### Aim:
Leave out the pictures and copy everything else in the entries exactly.

-- Start Dataset extract --

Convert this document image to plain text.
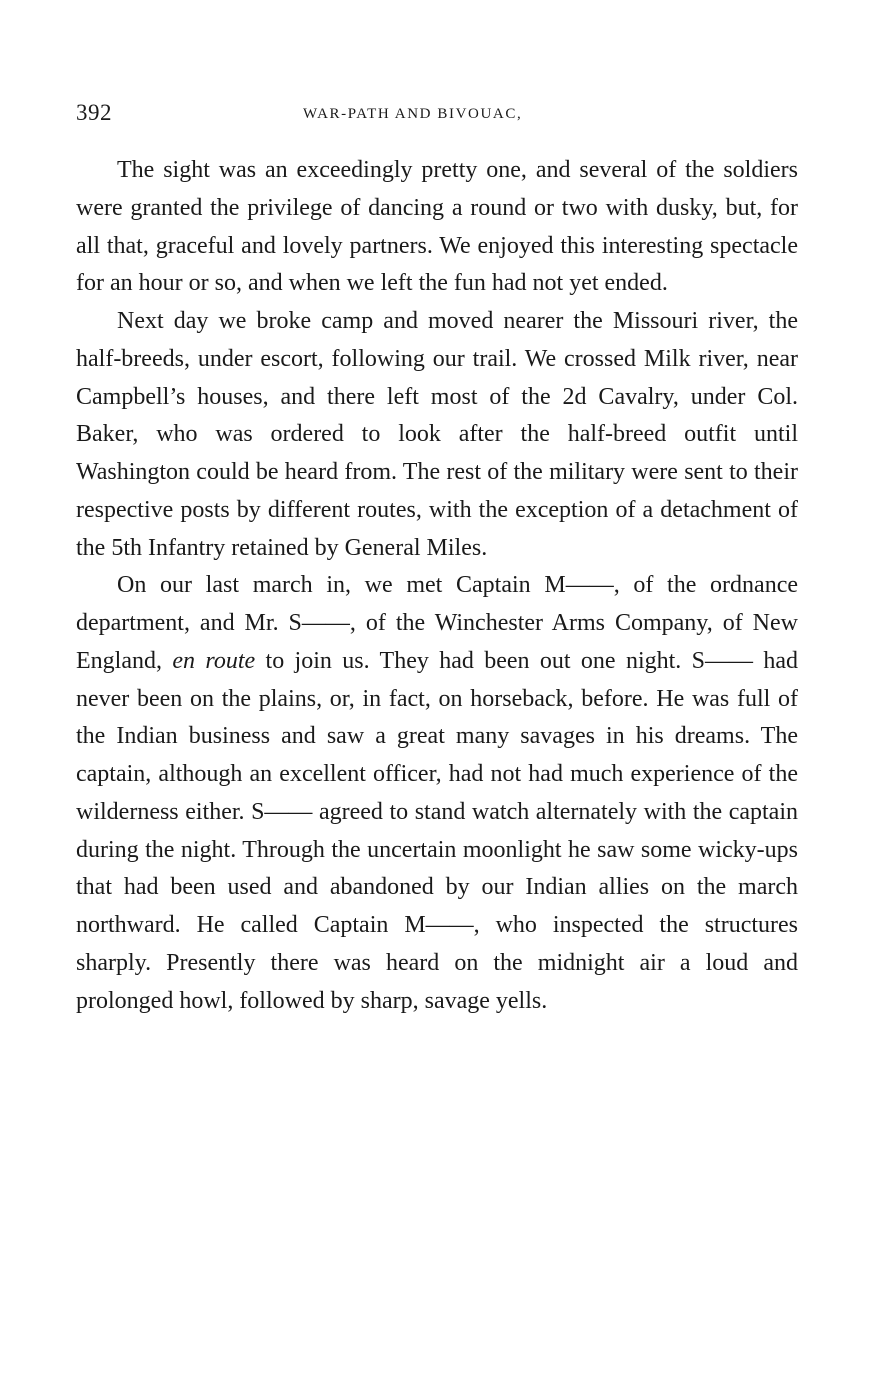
392	WAR-PATH AND BIVOUAC,

The sight was an exceedingly pretty one, and several of the soldiers were granted the privilege of dancing a round or two with dusky, but, for all that, graceful and lovely partners. We enjoyed this interesting spectacle for an hour or so, and when we left the fun had not yet ended.

Next day we broke camp and moved nearer the Missouri river, the half-breeds, under escort, following our trail. We crossed Milk river, near Campbell’s houses, and there left most of the 2d Cavalry, under Col. Baker, who was ordered to look after the half-breed outfit until Washington could be heard from. The rest of the military were sent to their respective posts by different routes, with the exception of a detachment of the 5th Infantry retained by General Miles.

On our last march in, we met Captain M——, of the ordnance department, and Mr. S——, of the Winchester Arms Company, of New England, en route to join us. They had been out one night. S—— had never been on the plains, or, in fact, on horseback, before. He was full of the Indian business and saw a great many savages in his dreams. The captain, although an excellent officer, had not had much experience of the wilderness either. S—— agreed to stand watch alternately with the captain during the night. Through the uncertain moonlight he saw some wicky-ups that had been used and abandoned by our Indian allies on the march northward. He called Captain M——, who inspected the structures sharply. Presently there was heard on the midnight air a loud and prolonged howl, followed by sharp, savage yells.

-- End Dataset extract --

### Correct result:
Convert this document image to plain text.
392	WAR-PATH AND BIVOUAC,

The sight was an exceedingly pretty one, and several of the soldiers were granted the privilege of dancing a round or two with dusky, but, for all that, graceful and lovely partners. We enjoyed this interesting spectacle for an hour or so, and when we left the fun had not yet ended.

Next day we broke camp and moved nearer the Missouri river, the half-breeds, under escort, following our trail. We crossed Milk river, near Campbell’s houses, and there left most of the 2d Cavalry, under Col. Baker, who was ordered to look after the half-breed outfit until Washington could be heard from. The rest of the military were sent to their respective posts by different routes, with the exception of a detachment of the 5th Infantry retained by General Miles.

On our last march in, we met Captain M——, of the ordnance department, and Mr. S——, of the Winchester Arms Company, of New England, en route to join us. They had been out one night. S—— had never been on the plains, or, in fact, on horseback, before. He was full of the Indian business and saw a great many savages in his dreams. The captain, although an excellent officer, had not had much experience of the wilderness either. S—— agreed to stand watch alternately with the captain during the night. Through the uncertain moonlight he saw some wicky-ups that had been used and abandoned by our Indian allies on the march northward. He called Captain M——, who inspected the structures sharply. Presently there was heard on the midnight air a loud and prolonged howl, followed by sharp, savage yells.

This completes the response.